Records from a data source:
☆ ☆ ☆
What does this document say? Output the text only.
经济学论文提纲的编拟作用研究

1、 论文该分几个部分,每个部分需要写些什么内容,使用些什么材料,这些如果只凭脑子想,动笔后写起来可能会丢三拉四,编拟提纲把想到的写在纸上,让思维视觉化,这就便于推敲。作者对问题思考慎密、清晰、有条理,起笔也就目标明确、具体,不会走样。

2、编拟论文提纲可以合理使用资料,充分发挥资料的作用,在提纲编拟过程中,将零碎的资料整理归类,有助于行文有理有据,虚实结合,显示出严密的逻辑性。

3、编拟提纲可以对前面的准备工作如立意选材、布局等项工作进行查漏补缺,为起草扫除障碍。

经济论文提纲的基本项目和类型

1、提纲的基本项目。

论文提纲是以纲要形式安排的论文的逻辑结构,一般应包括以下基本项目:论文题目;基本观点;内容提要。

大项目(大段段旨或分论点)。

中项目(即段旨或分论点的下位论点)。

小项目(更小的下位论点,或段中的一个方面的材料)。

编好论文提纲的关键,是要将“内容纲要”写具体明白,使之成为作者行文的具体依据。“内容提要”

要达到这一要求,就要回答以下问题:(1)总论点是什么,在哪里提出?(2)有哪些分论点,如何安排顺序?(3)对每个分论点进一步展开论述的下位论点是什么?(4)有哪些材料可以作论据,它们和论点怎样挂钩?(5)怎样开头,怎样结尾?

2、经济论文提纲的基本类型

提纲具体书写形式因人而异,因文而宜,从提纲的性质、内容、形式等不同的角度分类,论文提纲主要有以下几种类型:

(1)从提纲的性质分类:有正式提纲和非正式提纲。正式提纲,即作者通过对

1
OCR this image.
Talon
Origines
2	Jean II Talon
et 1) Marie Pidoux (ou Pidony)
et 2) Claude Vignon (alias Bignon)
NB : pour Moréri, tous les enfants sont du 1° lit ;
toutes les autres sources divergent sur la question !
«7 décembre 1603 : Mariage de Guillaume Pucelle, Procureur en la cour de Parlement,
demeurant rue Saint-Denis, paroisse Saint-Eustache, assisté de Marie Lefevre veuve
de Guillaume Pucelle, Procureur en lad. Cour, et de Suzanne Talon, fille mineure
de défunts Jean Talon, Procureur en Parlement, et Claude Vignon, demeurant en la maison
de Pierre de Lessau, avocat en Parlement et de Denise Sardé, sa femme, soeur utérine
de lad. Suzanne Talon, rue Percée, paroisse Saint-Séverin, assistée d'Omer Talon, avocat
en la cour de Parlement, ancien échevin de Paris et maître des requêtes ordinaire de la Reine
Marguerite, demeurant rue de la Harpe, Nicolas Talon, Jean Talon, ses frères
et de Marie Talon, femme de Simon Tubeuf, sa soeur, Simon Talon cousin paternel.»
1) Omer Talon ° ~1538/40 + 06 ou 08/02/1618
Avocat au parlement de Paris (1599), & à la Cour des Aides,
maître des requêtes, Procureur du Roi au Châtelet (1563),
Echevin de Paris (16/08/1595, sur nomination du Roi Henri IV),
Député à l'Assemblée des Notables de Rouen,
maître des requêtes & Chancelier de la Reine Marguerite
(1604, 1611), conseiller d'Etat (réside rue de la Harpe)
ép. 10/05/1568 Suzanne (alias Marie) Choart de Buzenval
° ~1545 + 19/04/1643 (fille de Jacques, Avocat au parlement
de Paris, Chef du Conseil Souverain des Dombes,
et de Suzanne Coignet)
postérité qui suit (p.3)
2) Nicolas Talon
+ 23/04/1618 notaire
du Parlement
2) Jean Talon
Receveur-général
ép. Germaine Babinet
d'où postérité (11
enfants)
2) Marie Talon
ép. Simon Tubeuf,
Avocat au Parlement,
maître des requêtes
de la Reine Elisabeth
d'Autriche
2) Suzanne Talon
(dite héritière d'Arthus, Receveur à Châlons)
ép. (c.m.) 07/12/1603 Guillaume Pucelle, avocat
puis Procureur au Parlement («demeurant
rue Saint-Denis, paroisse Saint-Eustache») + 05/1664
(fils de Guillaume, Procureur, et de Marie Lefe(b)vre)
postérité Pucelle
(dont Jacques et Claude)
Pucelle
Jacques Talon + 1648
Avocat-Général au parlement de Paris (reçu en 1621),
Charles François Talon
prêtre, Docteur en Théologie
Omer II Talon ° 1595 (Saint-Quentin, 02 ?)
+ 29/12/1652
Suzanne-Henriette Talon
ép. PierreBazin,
☆ ☆ ☆
### AIM OF THE TASK
All records above must be set down exactly, please.

### EXERCISE SOLUTION
What does this document say? Output the text only.
经济学论文提纲的编拟作用研究

1、 论文该分几个部分,每个部分需要写些什么内容,使用些什么材料,这些如果只凭脑子想,动笔后写起来可能会丢三拉四,编拟提纲把想到的写在纸上,让思维视觉化,这就便于推敲。作者对问题思考慎密、清晰、有条理,起笔也就目标明确、具体,不会走样。

2、编拟论文提纲可以合理使用资料,充分发挥资料的作用,在提纲编拟过程中,将零碎的资料整理归类,有助于行文有理有据,虚实结合,显示出严密的逻辑性。

3、编拟提纲可以对前面的准备工作如立意选材、布局等项工作进行查漏补缺,为起草扫除障碍。

经济论文提纲的基本项目和类型

1、提纲的基本项目。

论文提纲是以纲要形式安排的论文的逻辑结构,一般应包括以下基本项目:论文题目;基本观点;内容提要。

大项目(大段段旨或分论点)。

中项目(即段旨或分论点的下位论点)。

小项目(更小的下位论点,或段中的一个方面的材料)。

编好论文提纲的关键,是要将“内容纲要”写具体明白,使之成为作者行文的具体依据。“内容提要”

要达到这一要求,就要回答以下问题:(1)总论点是什么,在哪里提出?(2)有哪些分论点,如何安排顺序?(3)对每个分论点进一步展开论述的下位论点是什么?(4)有哪些材料可以作论据,它们和论点怎样挂钩?(5)怎样开头,怎样结尾?

2、经济论文提纲的基本类型

提纲具体书写形式因人而异,因文而宜,从提纲的性质、内容、形式等不同的角度分类,论文提纲主要有以下几种类型:

(1)从提纲的性质分类:有正式提纲和非正式提纲。正式提纲,即作者通过对

1
OCR this image.
Talon
Origines
2	Jean II Talon
et 1) Marie Pidoux (ou Pidony)
et 2) Claude Vignon (alias Bignon)
NB : pour Moréri, tous les enfants sont du 1° lit ;
toutes les autres sources divergent sur la question !
«7 décembre 1603 : Mariage de Guillaume Pucelle, Procureur en la cour de Parlement,
demeurant rue Saint-Denis, paroisse Saint-Eustache, assisté de Marie Lefevre veuve
de Guillaume Pucelle, Procureur en lad. Cour, et de Suzanne Talon, fille mineure
de défunts Jean Talon, Procureur en Parlement, et Claude Vignon, demeurant en la maison
de Pierre de Lessau, avocat en Parlement et de Denise Sardé, sa femme, soeur utérine
de lad. Suzanne Talon, rue Percée, paroisse Saint-Séverin, assistée d'Omer Talon, avocat
en la cour de Parlement, ancien échevin de Paris et maître des requêtes ordinaire de la Reine
Marguerite, demeurant rue de la Harpe, Nicolas Talon, Jean Talon, ses frères
et de Marie Talon, femme de Simon Tubeuf, sa soeur, Simon Talon cousin paternel.»
1) Omer Talon ° ~1538/40 + 06 ou 08/02/1618
Avocat au parlement de Paris (1599), & à la Cour des Aides,
maître des requêtes, Procureur du Roi au Châtelet (1563),
Echevin de Paris (16/08/1595, sur nomination du Roi Henri IV),
Député à l'Assemblée des Notables de Rouen,
maître des requêtes & Chancelier de la Reine Marguerite
(1604, 1611), conseiller d'Etat (réside rue de la Harpe)
ép. 10/05/1568 Suzanne (alias Marie) Choart de Buzenval
° ~1545 + 19/04/1643 (fille de Jacques, Avocat au parlement
de Paris, Chef du Conseil Souverain des Dombes,
et de Suzanne Coignet)
postérité qui suit (p.3)
2) Nicolas Talon
+ 23/04/1618 notaire
du Parlement
2) Jean Talon
Receveur-général
ép. Germaine Babinet
d'où postérité (11
enfants)
2) Marie Talon
ép. Simon Tubeuf,
Avocat au Parlement,
maître des requêtes
de la Reine Elisabeth
d'Autriche
2) Suzanne Talon
(dite héritière d'Arthus, Receveur à Châlons)
ép. (c.m.) 07/12/1603 Guillaume Pucelle, avocat
puis Procureur au Parlement («demeurant
rue Saint-Denis, paroisse Saint-Eustache») + 05/1664
(fils de Guillaume, Procureur, et de Marie Lefe(b)vre)
postérité Pucelle
(dont Jacques et Claude)
Pucelle
Jacques Talon + 1648
Avocat-Général au parlement de Paris (reçu en 1621),
Charles François Talon
prêtre, Docteur en Théologie
Omer II Talon ° 1595 (Saint-Quentin, 02 ?)
+ 29/12/1652
Suzanne-Henriette Talon
ép. PierreBazin,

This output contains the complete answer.